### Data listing
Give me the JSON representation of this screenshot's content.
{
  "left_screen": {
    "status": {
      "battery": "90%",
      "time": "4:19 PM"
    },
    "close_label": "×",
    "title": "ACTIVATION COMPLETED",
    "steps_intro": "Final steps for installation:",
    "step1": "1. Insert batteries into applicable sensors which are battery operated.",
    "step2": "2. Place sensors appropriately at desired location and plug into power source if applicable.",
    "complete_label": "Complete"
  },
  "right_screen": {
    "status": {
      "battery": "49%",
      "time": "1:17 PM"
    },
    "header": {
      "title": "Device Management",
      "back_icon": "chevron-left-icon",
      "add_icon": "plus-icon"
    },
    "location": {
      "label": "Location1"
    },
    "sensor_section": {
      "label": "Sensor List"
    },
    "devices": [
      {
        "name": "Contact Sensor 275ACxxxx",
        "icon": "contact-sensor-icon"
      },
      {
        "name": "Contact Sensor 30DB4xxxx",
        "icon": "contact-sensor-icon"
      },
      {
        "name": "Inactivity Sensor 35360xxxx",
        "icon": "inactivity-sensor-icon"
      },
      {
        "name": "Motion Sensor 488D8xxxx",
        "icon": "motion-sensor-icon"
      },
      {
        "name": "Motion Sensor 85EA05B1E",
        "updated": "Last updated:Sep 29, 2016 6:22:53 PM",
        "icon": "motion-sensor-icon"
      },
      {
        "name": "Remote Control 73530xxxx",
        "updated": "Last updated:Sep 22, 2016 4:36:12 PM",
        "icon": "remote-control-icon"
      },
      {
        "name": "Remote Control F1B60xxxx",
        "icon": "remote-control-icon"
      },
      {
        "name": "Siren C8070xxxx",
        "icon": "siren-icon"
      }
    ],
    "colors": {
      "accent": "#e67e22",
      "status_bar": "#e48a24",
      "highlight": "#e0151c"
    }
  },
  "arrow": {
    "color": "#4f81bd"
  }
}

### Task details
Repeat back the data above, exact to the last character.

### Response to this exercise
Give me the JSON representation of this screenshot's content.
{
  "left_screen": {
    "status": {
      "battery": "90%",
      "time": "4:19 PM"
    },
    "close_label": "×",
    "title": "ACTIVATION COMPLETED",
    "steps_intro": "Final steps for installation:",
    "step1": "1. Insert batteries into applicable sensors which are battery operated.",
    "step2": "2. Place sensors appropriately at desired location and plug into power source if applicable.",
    "complete_label": "Complete"
  },
  "right_screen": {
    "status": {
      "battery": "49%",
      "time": "1:17 PM"
    },
    "header": {
      "title": "Device Management",
      "back_icon": "chevron-left-icon",
      "add_icon": "plus-icon"
    },
    "location": {
      "label": "Location1"
    },
    "sensor_section": {
      "label": "Sensor List"
    },
    "devices": [
      {
        "name": "Contact Sensor 275ACxxxx",
        "icon": "contact-sensor-icon"
      },
      {
        "name": "Contact Sensor 30DB4xxxx",
        "icon": "contact-sensor-icon"
      },
      {
        "name": "Inactivity Sensor 35360xxxx",
        "icon": "inactivity-sensor-icon"
      },
      {
        "name": "Motion Sensor 488D8xxxx",
        "icon": "motion-sensor-icon"
      },
      {
        "name": "Motion Sensor 85EA05B1E",
        "updated": "Last updated:Sep 29, 2016 6:22:53 PM",
        "icon": "motion-sensor-icon"
      },
      {
        "name": "Remote Control 73530xxxx",
        "updated": "Last updated:Sep 22, 2016 4:36:12 PM",
        "icon": "remote-control-icon"
      },
      {
        "name": "Remote Control F1B60xxxx",
        "icon": "remote-control-icon"
      },
      {
        "name": "Siren C8070xxxx",
        "icon": "siren-icon"
      }
    ],
    "colors": {
      "accent": "#e67e22",
      "status_bar": "#e48a24",
      "highlight": "#e0151c"
    }
  },
  "arrow": {
    "color": "#4f81bd"
  }
}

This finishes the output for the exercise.